Task statement >>
Where a line in the listing below contains the word "Futures", copy that line.

===== Given data =====

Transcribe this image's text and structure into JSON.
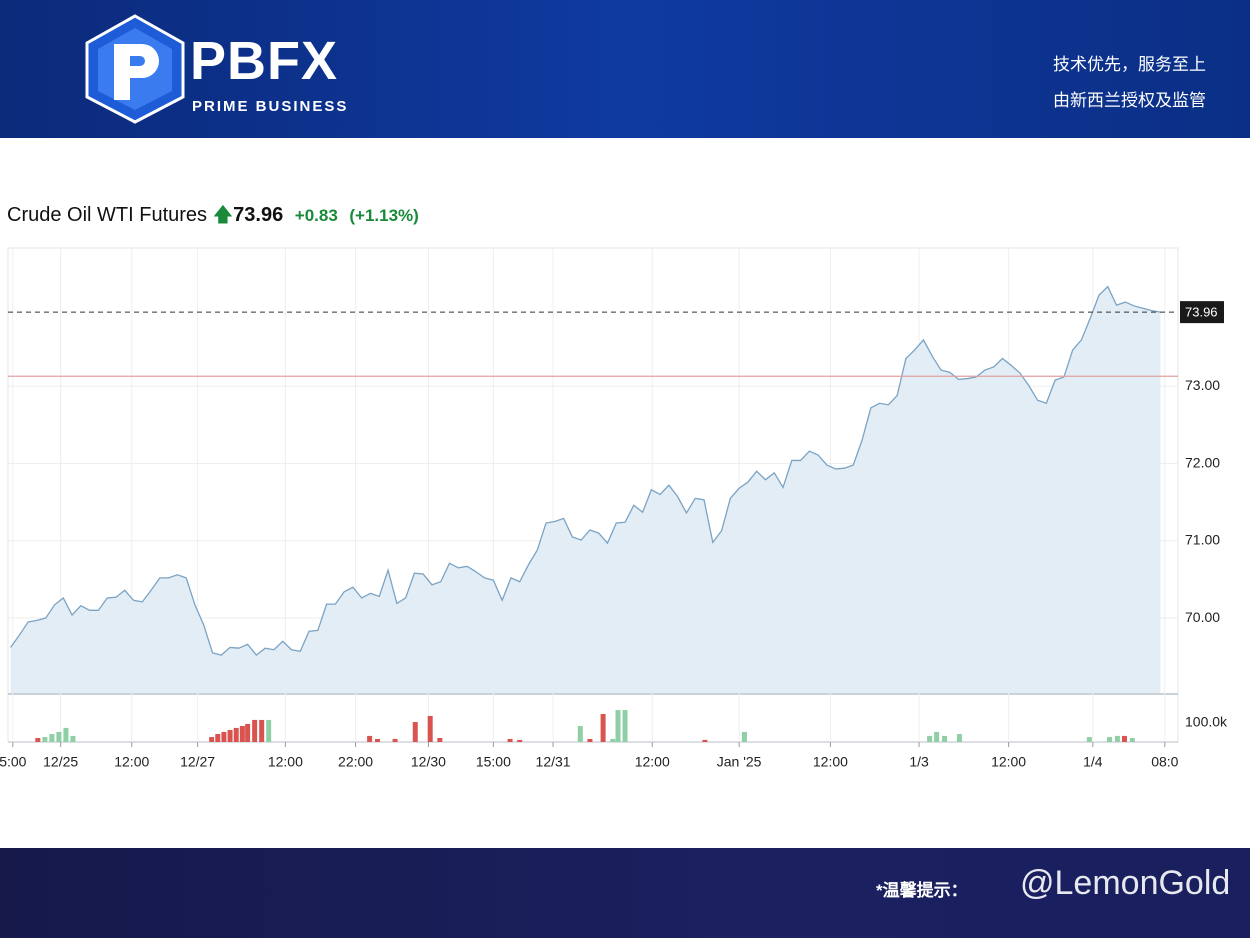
{
  "header": {
    "brand": "PBFX",
    "tagline": "PRIME BUSINESS",
    "slogan_1": "技术优先，服务至上",
    "slogan_2": "由新西兰授权及监管"
  },
  "quote": {
    "name": "Crude Oil WTI Futures",
    "last_price": 73.96,
    "change": "+0.83",
    "change_pct": "(+1.13%)",
    "prev_close": 73.13
  },
  "footer": {
    "notice": "*温馨提示：",
    "watermark": "@LemonGold"
  },
  "chart_data": [
    {
      "type": "line",
      "series": [
        {
          "name": "Crude Oil WTI Futures",
          "color": "#7ba3c4",
          "values": [
            69.62,
            69.78,
            69.95,
            69.97,
            70.0,
            70.17,
            70.26,
            70.04,
            70.16,
            70.1,
            70.1,
            70.26,
            70.27,
            70.36,
            70.23,
            70.21,
            70.36,
            70.52,
            70.52,
            70.56,
            70.52,
            70.17,
            69.91,
            69.55,
            69.52,
            69.62,
            69.61,
            69.66,
            69.52,
            69.61,
            69.59,
            69.7,
            69.59,
            69.57,
            69.83,
            69.84,
            70.18,
            70.18,
            70.34,
            70.4,
            70.26,
            70.32,
            70.28,
            70.62,
            70.19,
            70.26,
            70.58,
            70.57,
            70.43,
            70.47,
            70.71,
            70.65,
            70.67,
            70.6,
            70.52,
            70.49,
            70.23,
            70.52,
            70.47,
            70.69,
            70.88,
            71.23,
            71.25,
            71.29,
            71.05,
            71.01,
            71.14,
            71.1,
            70.97,
            71.23,
            71.24,
            71.46,
            71.37,
            71.66,
            71.6,
            71.72,
            71.57,
            71.36,
            71.55,
            71.53,
            70.98,
            71.13,
            71.55,
            71.68,
            71.76,
            71.9,
            71.79,
            71.88,
            71.69,
            72.04,
            72.04,
            72.16,
            72.11,
            71.98,
            71.93,
            71.94,
            71.98,
            72.3,
            72.72,
            72.78,
            72.76,
            72.88,
            73.36,
            73.47,
            73.6,
            73.39,
            73.21,
            73.18,
            73.09,
            73.1,
            73.12,
            73.21,
            73.25,
            73.36,
            73.27,
            73.17,
            73.01,
            72.82,
            72.78,
            73.08,
            73.12,
            73.47,
            73.6,
            73.88,
            74.18,
            74.29,
            74.05,
            74.09,
            74.04,
            74.01,
            73.98,
            73.96
          ]
        }
      ],
      "fill": "#e3edf5",
      "ylim": [
        69.03,
        74.79
      ],
      "yticks": [
        {
          "value": 70,
          "label": "70.00"
        },
        {
          "value": 71,
          "label": "71.00"
        },
        {
          "value": 72,
          "label": "72.00"
        },
        {
          "value": 73,
          "label": "73.00"
        }
      ],
      "xlim": [
        -0.3,
        133
      ],
      "xticks": [
        {
          "value": 0.25,
          "label": "5:00"
        },
        {
          "value": 5.7,
          "label": "12/25"
        },
        {
          "value": 13.8,
          "label": "12:00"
        },
        {
          "value": 21.3,
          "label": "12/27"
        },
        {
          "value": 31.3,
          "label": "12:00"
        },
        {
          "value": 39.3,
          "label": "22:00"
        },
        {
          "value": 47.6,
          "label": "12/30"
        },
        {
          "value": 55,
          "label": "15:00"
        },
        {
          "value": 61.8,
          "label": "12/31"
        },
        {
          "value": 73.1,
          "label": "12:00"
        },
        {
          "value": 83,
          "label": "Jan '25"
        },
        {
          "value": 93.4,
          "label": "12:00"
        },
        {
          "value": 103.5,
          "label": "1/3"
        },
        {
          "value": 113.7,
          "label": "12:00"
        },
        {
          "value": 123.3,
          "label": "1/4"
        },
        {
          "value": 131.5,
          "label": "08:0"
        }
      ],
      "grid": true
    },
    {
      "type": "bar",
      "x": [
        3.1,
        3.9,
        4.7,
        5.5,
        6.3,
        7.1,
        22.9,
        23.6,
        24.3,
        25,
        25.7,
        26.4,
        27.0,
        27.8,
        28.6,
        29.4,
        40.9,
        41.8,
        43.8,
        46.1,
        47.8,
        48.9,
        56.9,
        58.0,
        64.9,
        66.0,
        67.5,
        68.6,
        69.2,
        70.0,
        79.1,
        83.6,
        104.7,
        105.5,
        106.4,
        108.1,
        122.9,
        125.2,
        126.1,
        126.9,
        127.8
      ],
      "values": [
        21000,
        26000,
        42000,
        53000,
        74000,
        32000,
        26000,
        42000,
        53000,
        63000,
        74000,
        84000,
        95000,
        116000,
        116000,
        116000,
        32000,
        16000,
        16000,
        105000,
        137000,
        21000,
        16000,
        11000,
        84000,
        16000,
        147000,
        16000,
        168000,
        168000,
        11000,
        53000,
        32000,
        53000,
        32000,
        42000,
        26000,
        26000,
        32000,
        32000,
        21000
      ],
      "colors": [
        "#d9534f",
        "#8fcfa5",
        "#8fcfa5",
        "#8fcfa5",
        "#8fcfa5",
        "#8fcfa5",
        "#d9534f",
        "#d9534f",
        "#d9534f",
        "#d9534f",
        "#d9534f",
        "#d9534f",
        "#d9534f",
        "#d9534f",
        "#d9534f",
        "#8fcfa5",
        "#d9534f",
        "#d9534f",
        "#d9534f",
        "#d9534f",
        "#d9534f",
        "#d9534f",
        "#d9534f",
        "#d9534f",
        "#8fcfa5",
        "#d9534f",
        "#d9534f",
        "#8fcfa5",
        "#8fcfa5",
        "#8fcfa5",
        "#d9534f",
        "#8fcfa5",
        "#8fcfa5",
        "#8fcfa5",
        "#8fcfa5",
        "#8fcfa5",
        "#8fcfa5",
        "#8fcfa5",
        "#8fcfa5",
        "#d9534f",
        "#8fcfa5"
      ],
      "ylim": [
        0,
        247000
      ],
      "yticks": [
        {
          "value": 100000,
          "label": "100.0k"
        }
      ],
      "xlim": [
        -0.3,
        133
      ]
    }
  ]
}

=====

The reply >>
    "name": "Crude Oil WTI Futures",
          "name": "Crude Oil WTI Futures",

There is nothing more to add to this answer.